┌─ Selected excerpt
Once all trials were complete for individuals at a given acclimation temperature, salamanders were given a minimum of 4 weeks at 14°C before being acclimated at the remaining temperature. Each individual, therefore, had a total of six trials (5, 15, and 25°C at each acclimation treatment of 14 and 22°C). Our experimental design attempted to control for many of the extrinsic factors that can affect metabolic rate, for example, feeding, photoperiod, acclimation length, activity, season, and reproductive state (see Feder et al., 1984; Homyack et al., 2010; Lagerspetz, 1977). Using data from individuals, average SMRs were calculated for each species.

2.3. Weight correction

As metabolic rate is influenced by body mass, we corrected VO2 data for differences in weight prior to running all analyses to ensure a more accurate comparison of individuals of different masses. We used the formula M = × W b, where M = metabolic rate in μl O2 consumed per hour; W = body weight in g; and A and b are constants. The constant A is the “intercept” of the line and relates to the amount of oxygen consumed by an organism of unit weight, whereas constant b reflects the degree to which metabolic rate is affected by body mass, and is the slope of the line for the log10‐log10 plot of SMR versus mass (Feder, 1976). Slopes for this relationship depend on test temperature. Calculated average slopes used in the equation are b = 0.59 for 5°C and b = 0.71 for measurements at 15 and 25°C.
└─
┌─ Source material
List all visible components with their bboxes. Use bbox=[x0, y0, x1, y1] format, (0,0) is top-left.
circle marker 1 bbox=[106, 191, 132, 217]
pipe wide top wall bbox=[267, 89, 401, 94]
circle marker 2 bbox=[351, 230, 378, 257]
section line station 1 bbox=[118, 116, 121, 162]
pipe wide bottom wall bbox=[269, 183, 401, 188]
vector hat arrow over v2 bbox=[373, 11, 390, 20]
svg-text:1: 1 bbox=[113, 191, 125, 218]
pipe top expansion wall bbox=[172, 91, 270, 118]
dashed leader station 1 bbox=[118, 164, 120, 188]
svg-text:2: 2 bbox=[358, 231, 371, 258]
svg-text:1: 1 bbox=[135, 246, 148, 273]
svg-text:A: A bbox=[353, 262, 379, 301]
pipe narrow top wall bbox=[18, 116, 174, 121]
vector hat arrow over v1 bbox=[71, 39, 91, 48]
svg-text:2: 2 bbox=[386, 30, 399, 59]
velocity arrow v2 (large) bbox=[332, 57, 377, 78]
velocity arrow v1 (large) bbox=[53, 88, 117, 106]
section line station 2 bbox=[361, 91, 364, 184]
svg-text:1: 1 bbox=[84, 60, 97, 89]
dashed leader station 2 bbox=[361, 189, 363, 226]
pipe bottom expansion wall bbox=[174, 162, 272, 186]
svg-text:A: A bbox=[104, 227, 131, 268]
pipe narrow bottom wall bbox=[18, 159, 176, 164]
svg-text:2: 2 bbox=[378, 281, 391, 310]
└─
» Exercise objective
Translate into Spanish this sentence from the excerpt on salamander metabolic rates: "Slopes for this relationship depend on test temperature." The records have no connection to the text.

» Response to the exercise
Las pendientes de esta relación dependen de la temperatura de prueba.